- **WHAT IS REQUIRED**: Count the lines below that contain the word "role" and give only that number.

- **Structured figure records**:
◇ ◇ ◇ ◇
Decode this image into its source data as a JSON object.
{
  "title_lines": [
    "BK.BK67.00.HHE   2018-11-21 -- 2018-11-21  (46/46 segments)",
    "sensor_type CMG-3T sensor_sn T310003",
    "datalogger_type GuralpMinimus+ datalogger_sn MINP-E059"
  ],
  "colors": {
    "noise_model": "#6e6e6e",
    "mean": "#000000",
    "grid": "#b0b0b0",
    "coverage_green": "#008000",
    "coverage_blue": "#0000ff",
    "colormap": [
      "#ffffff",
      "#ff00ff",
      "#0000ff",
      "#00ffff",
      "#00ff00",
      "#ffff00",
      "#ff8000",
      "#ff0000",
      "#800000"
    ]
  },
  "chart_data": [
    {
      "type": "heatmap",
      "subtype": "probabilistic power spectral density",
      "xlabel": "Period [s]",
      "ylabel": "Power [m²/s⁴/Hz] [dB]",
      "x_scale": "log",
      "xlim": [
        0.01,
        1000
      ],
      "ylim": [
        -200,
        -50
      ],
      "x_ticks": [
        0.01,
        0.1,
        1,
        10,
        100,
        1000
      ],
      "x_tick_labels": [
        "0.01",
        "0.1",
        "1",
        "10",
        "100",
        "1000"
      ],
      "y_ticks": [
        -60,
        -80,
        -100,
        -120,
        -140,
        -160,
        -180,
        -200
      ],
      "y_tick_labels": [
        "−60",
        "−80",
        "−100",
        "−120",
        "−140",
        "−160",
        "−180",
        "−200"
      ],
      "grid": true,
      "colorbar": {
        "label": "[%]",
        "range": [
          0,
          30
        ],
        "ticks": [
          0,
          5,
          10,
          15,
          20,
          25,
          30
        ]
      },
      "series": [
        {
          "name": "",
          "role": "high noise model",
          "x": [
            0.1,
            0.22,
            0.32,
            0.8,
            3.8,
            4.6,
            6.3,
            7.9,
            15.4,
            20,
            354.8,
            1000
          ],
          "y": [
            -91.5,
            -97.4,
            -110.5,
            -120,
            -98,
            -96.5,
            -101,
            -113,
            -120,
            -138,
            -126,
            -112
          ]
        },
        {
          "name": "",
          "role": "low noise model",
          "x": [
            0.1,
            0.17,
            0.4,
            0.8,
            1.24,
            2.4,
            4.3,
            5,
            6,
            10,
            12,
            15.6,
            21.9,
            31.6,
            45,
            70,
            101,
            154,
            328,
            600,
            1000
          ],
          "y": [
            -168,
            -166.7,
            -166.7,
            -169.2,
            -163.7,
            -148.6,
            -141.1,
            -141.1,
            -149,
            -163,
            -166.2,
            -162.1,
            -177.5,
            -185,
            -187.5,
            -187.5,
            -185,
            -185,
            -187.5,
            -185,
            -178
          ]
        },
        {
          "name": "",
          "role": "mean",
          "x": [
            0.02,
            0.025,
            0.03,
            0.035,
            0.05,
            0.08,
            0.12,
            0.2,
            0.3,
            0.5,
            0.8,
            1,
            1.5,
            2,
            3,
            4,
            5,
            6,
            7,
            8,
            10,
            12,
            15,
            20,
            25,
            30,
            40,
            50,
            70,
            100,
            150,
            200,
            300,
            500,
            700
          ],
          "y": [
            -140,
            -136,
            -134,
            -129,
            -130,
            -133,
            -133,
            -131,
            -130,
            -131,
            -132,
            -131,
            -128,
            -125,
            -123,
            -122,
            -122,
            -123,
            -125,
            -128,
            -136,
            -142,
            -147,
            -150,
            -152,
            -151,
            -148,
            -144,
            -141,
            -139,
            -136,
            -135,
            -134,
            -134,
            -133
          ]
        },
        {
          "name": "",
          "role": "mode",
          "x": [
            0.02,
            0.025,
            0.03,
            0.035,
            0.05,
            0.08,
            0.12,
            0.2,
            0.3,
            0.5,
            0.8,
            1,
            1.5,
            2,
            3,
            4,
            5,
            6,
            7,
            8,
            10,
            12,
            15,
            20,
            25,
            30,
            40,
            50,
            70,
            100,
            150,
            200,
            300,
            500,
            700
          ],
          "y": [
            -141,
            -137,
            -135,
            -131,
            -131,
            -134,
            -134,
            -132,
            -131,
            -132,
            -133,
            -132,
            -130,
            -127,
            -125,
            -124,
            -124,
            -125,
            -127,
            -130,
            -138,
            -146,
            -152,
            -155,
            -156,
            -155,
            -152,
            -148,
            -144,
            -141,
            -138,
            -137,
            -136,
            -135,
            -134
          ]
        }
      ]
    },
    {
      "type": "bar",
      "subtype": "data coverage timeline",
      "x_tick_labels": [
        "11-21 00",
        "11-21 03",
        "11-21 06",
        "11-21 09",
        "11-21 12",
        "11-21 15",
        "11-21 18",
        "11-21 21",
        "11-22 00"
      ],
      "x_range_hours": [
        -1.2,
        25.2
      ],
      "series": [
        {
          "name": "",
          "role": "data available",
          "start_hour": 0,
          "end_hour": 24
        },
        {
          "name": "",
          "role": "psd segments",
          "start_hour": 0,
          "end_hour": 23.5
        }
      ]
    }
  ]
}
◇ ◇ ◇ ◇
- **RESPONSE**: 6